** START OF GIVEN RECORDS **
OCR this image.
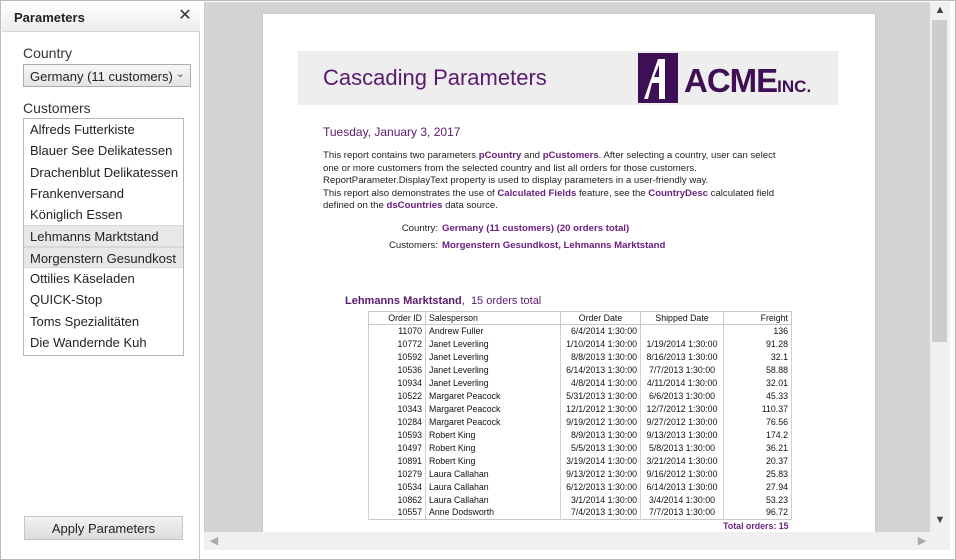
Parameters	✕
Country
Germany (11 customers) ⌄
Customers
Alfreds Futterkiste
Blauer See Delikatessen
Drachenblut Delikatessen
Frankenversand
Königlich Essen
Lehmanns Marktstand
Morgenstern Gesundkost
Ottilies Käseladen
QUICK-Stop
Toms Spezialitäten
Die Wandernde Kuh
Apply Parameters
Cascading Parameters	ACMEINC.
Tuesday, January 3, 2017
This report contains two parameters pCountry and pCustomers. After selecting a country, user can select
one or more customers from the selected country and list all orders for those customers.
ReportParameter.DisplayText property is used to display parameters in a user-friendly way.
This report also demonstrates the use of Calculated Fields feature, see the CountryDesc calculated field
defined on the dsCountries data source.
Country: Germany (11 customers) (20 orders total)
Customers: Morgenstern Gesundkost, Lehmanns Marktstand
Lehmanns Marktstand, 15 orders total
Order ID	Salesperson	Order Date	Shipped Date	Freight
11070	Andrew Fuller	6/4/2014 1:30:00		136
10772	Janet Leverling	1/10/2014 1:30:00	1/19/2014 1:30:00	91.28
10592	Janet Leverling	8/8/2013 1:30:00	8/16/2013 1:30:00	32.1
10536	Janet Leverling	6/14/2013 1:30:00	7/7/2013 1:30:00	58.88
10934	Janet Leverling	4/8/2014 1:30:00	4/11/2014 1:30:00	32.01
10522	Margaret Peacock	5/31/2013 1:30:00	6/6/2013 1:30:00	45.33
10343	Margaret Peacock	12/1/2012 1:30:00	12/7/2012 1:30:00	110.37
10284	Margaret Peacock	9/19/2012 1:30:00	9/27/2012 1:30:00	76.56
10593	Robert King	8/9/2013 1:30:00	9/13/2013 1:30:00	174.2
10497	Robert King	5/5/2013 1:30:00	5/8/2013 1:30:00	36.21
10891	Robert King	3/19/2014 1:30:00	3/21/2014 1:30:00	20.37
10279	Laura Callahan	9/13/2012 1:30:00	9/16/2012 1:30:00	25.83
10534	Laura Callahan	6/12/2013 1:30:00	6/14/2013 1:30:00	27.94
10862	Laura Callahan	3/1/2014 1:30:00	3/4/2014 1:30:00	53.23
10557	Anne Dodsworth	7/4/2013 1:30:00	7/7/2013 1:30:00	96.72
Total orders: 15				
▲
▼
◀	▶
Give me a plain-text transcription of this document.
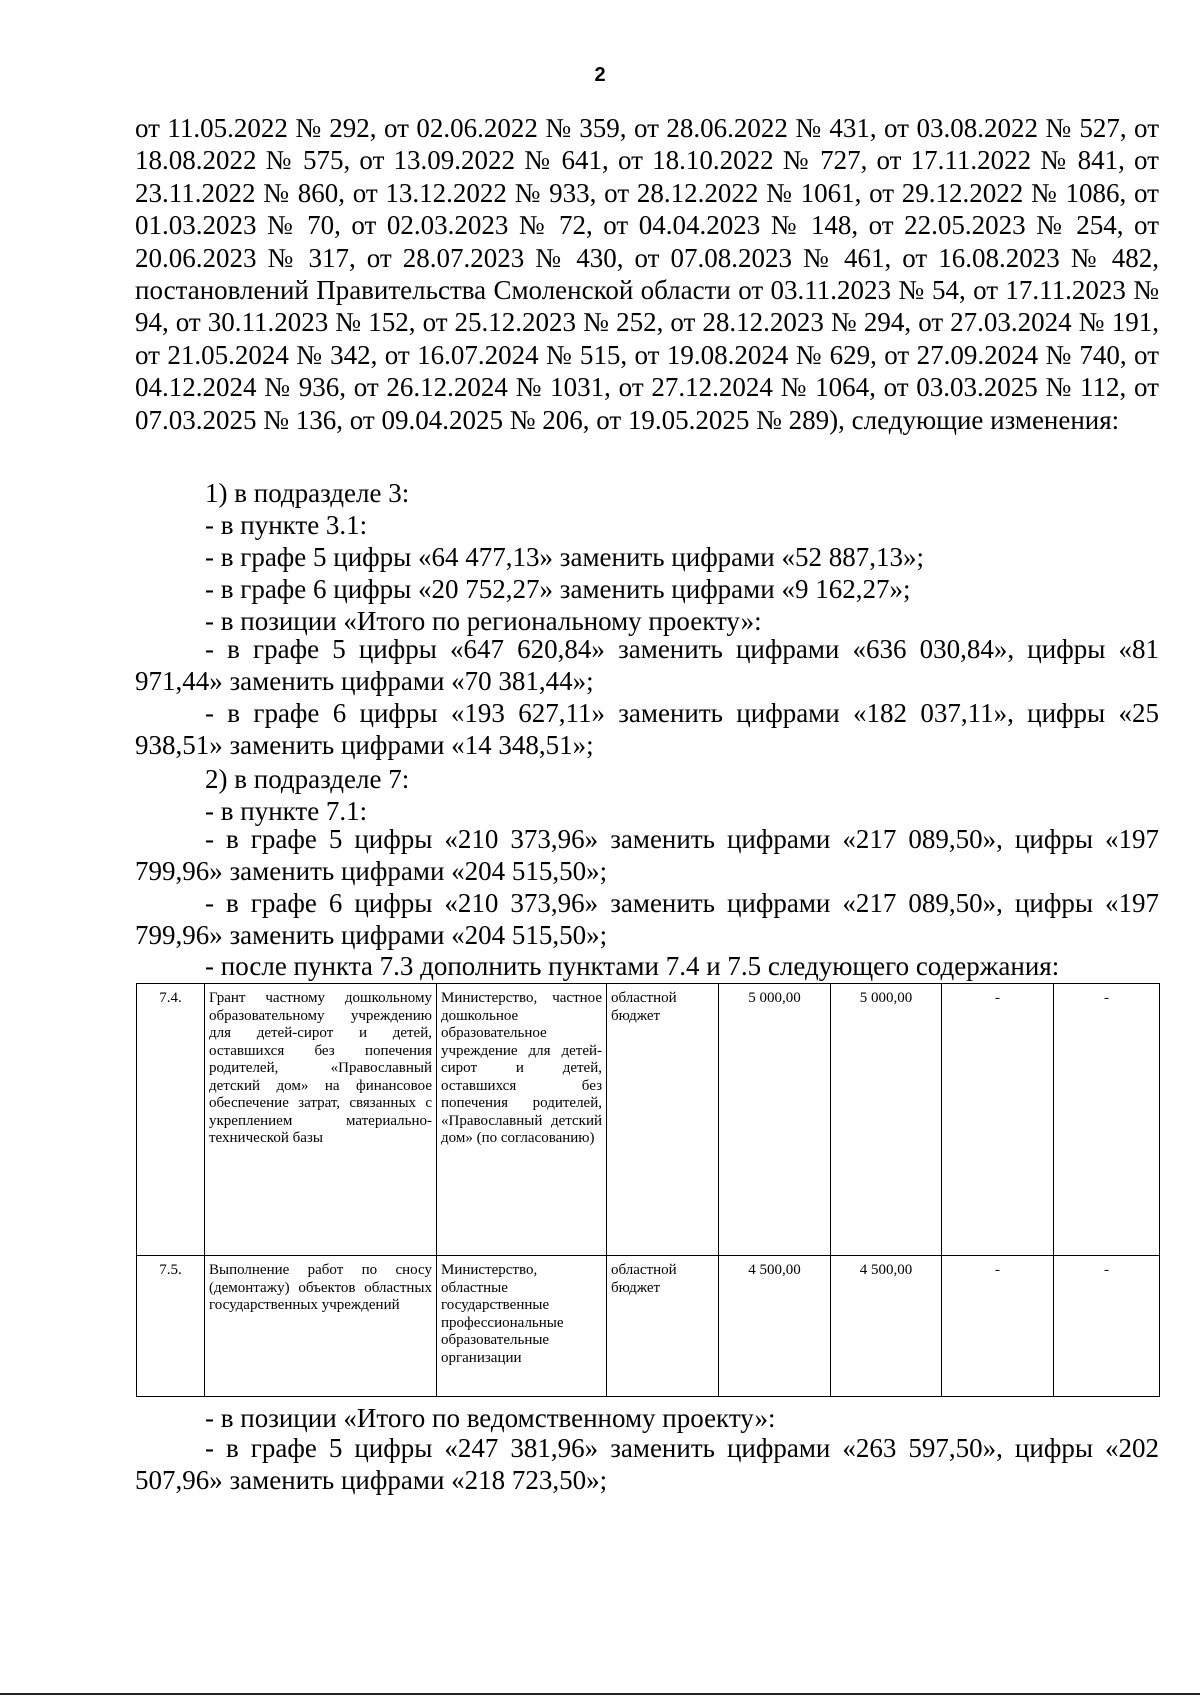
2

от 11.05.2022 № 292, от 02.06.2022 № 359, от 28.06.2022 № 431, от 03.08.2022 № 527, от 18.08.2022 № 575, от 13.09.2022 № 641, от 18.10.2022 № 727, от 17.11.2022 № 841, от 23.11.2022 № 860, от 13.12.2022 № 933, от 28.12.2022 № 1061, от 29.12.2022 № 1086, от 01.03.2023 № 70, от 02.03.2023 № 72, от 04.04.2023 № 148, от 22.05.2023 № 254, от 20.06.2023 № 317, от 28.07.2023 № 430, от 07.08.2023 № 461, от 16.08.2023 № 482, постановлений Правительства Смоленской области от 03.11.2023 № 54, от 17.11.2023 № 94, от 30.11.2023 № 152, от 25.12.2023 № 252, от 28.12.2023 № 294, от 27.03.2024 № 191, от 21.05.2024 № 342, от 16.07.2024 № 515, от 19.08.2024 № 629, от 27.09.2024 № 740, от 04.12.2024 № 936, от 26.12.2024 № 1031, от 27.12.2024 № 1064, от 03.03.2025 № 112, от 07.03.2025 № 136, от 09.04.2025 № 206, от 19.05.2025 № 289), следующие изменения:

1) в подразделе 3:
- в пункте 3.1:
- в графе 5 цифры «64 477,13» заменить цифрами «52 887,13»;
- в графе 6 цифры «20 752,27» заменить цифрами «9 162,27»;
- в позиции «Итого по региональному проекту»:

- в графе 5 цифры «647 620,84» заменить цифрами «636 030,84», цифры «81 971,44» заменить цифрами «70 381,44»;

- в графе 6 цифры «193 627,11» заменить цифрами «182 037,11», цифры «25 938,51» заменить цифрами «14 348,51»;

2) в подразделе 7:
- в пункте 7.1:

- в графе 5 цифры «210 373,96» заменить цифрами «217 089,50», цифры «197 799,96» заменить цифрами «204 515,50»;

- в графе 6 цифры «210 373,96» заменить цифрами «217 089,50», цифры «197 799,96» заменить цифрами «204 515,50»;

- после пункта 7.3 дополнить пунктами 7.4 и 7.5 следующего содержания:
7.4.	Грант частному дошкольному образовательному учреждению для детей-сирот и детей, оставшихся без попечения родителей, «Православный детский дом» на финансовое обеспечение затрат, связанных с укреплением материально-технической базы	Министерство, частное дошкольное образовательное учреждение для детей-сирот и детей, оставшихся без попечения родителей, «Православный детский дом» (по согласованию)	областной бюджет	5 000,00	5 000,00	-	-
7.5.	Выполнение работ по сносу (демонтажу) объектов областных государственных учреждений	Министерство, областные государственные профессиональные образовательные организации	областной бюджет	4 500,00	4 500,00	-	-
- в позиции «Итого по ведомственному проекту»:

- в графе 5 цифры «247 381,96» заменить цифрами «263 597,50», цифры «202 507,96» заменить цифрами «218 723,50»;
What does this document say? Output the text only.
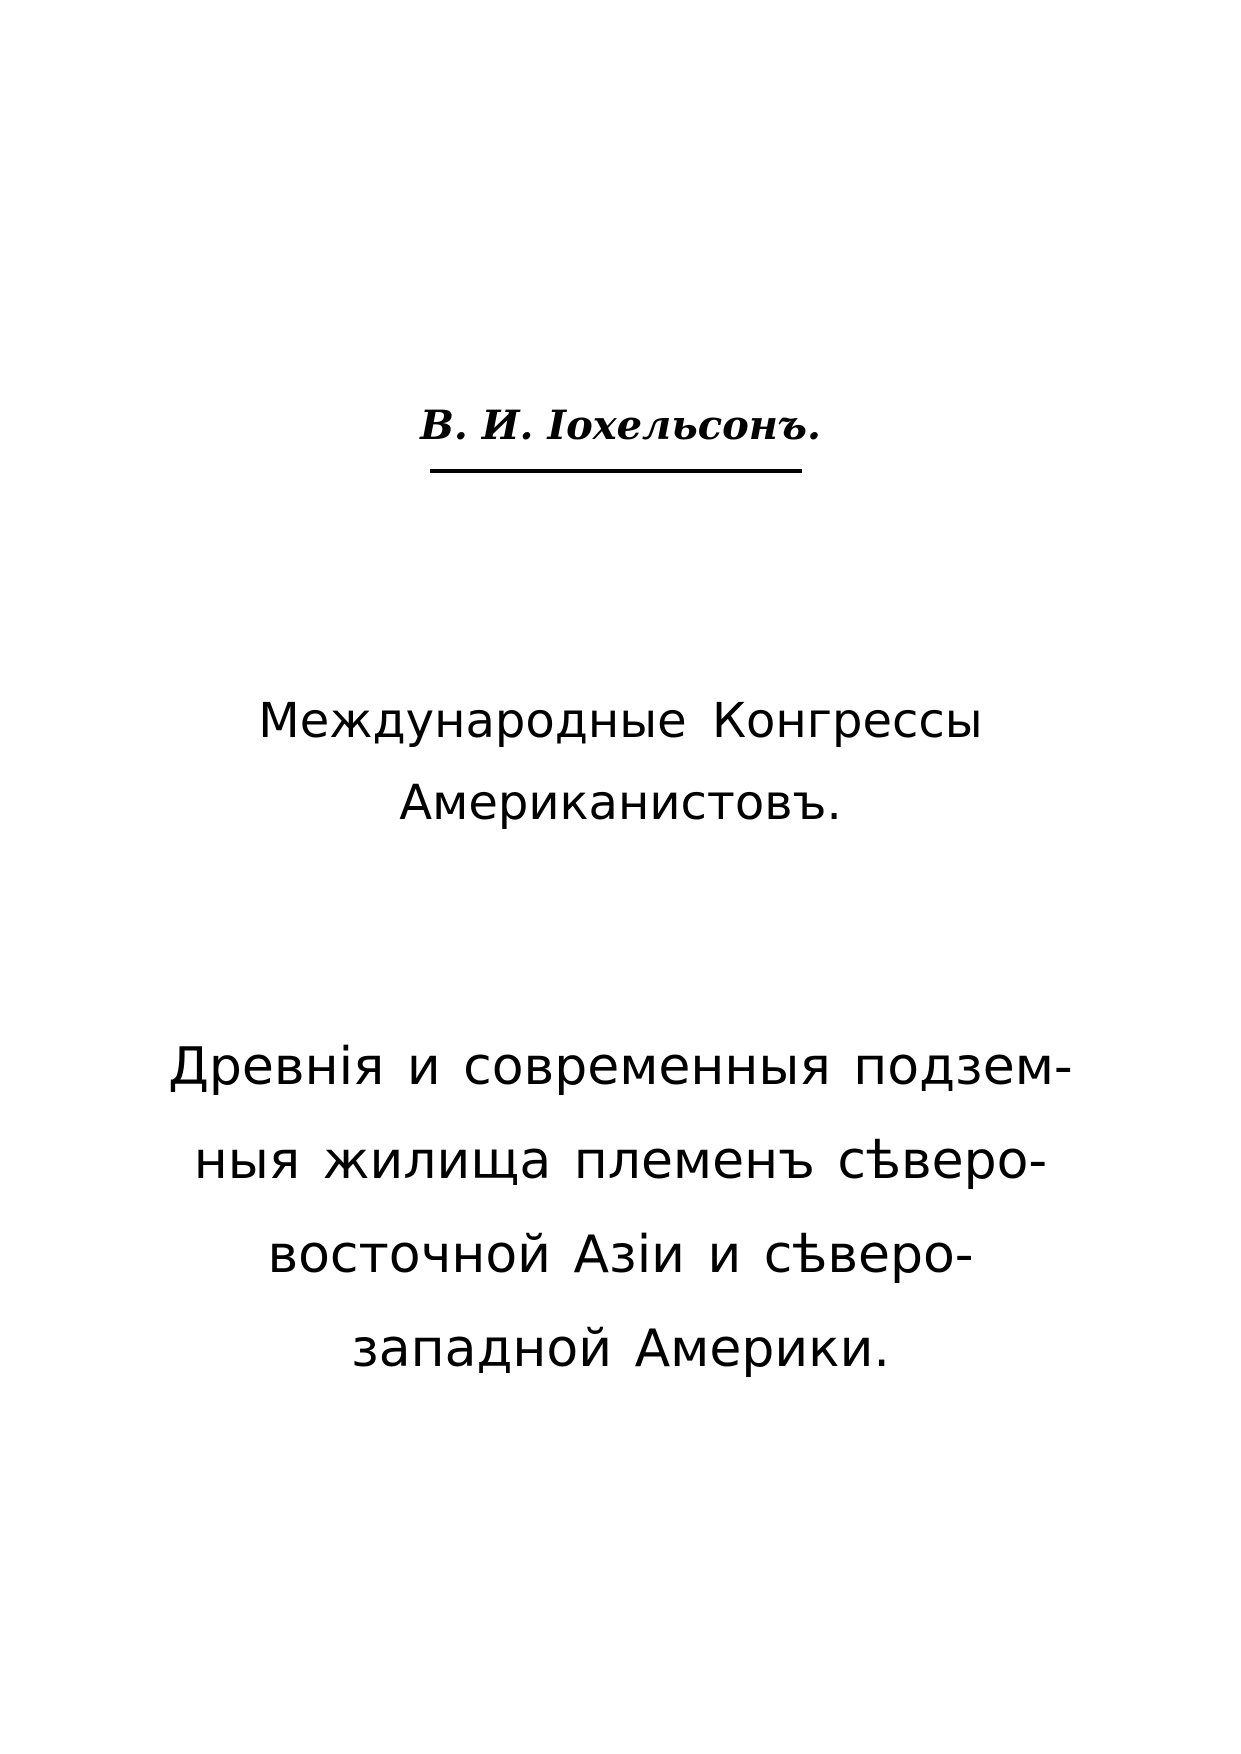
В. И. Іохельсонъ.
Международные Конгрессы
Американистовъ.
Древнія и современныя подзем-
ныя жилища племенъ сѣверо-
восточной Азіи и сѣверо-
западной Америки.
** END OF GIVEN RECORDS **
#### YOUR GOAL:
Working from the listing above, pick out every line that has "Министерство" and copy it.

#### FINAL ANSWER:
7.4.	Грант частному дошкольному образовательному учреждению для детей-сирот и детей, оставшихся без попечения родителей, «Православный детский дом» на финансовое обеспечение затрат, связанных с укреплением материально-технической базы	Министерство, частное дошкольное образовательное учреждение для детей-сирот и детей, оставшихся без попечения родителей, «Православный детский дом» (по согласованию)	областной бюджет	5 000,00	5 000,00	-	-
7.5.	Выполнение работ по сносу (демонтажу) объектов областных государственных учреждений	Министерство, областные государственные профессиональные образовательные организации	областной бюджет	4 500,00	4 500,00	-	-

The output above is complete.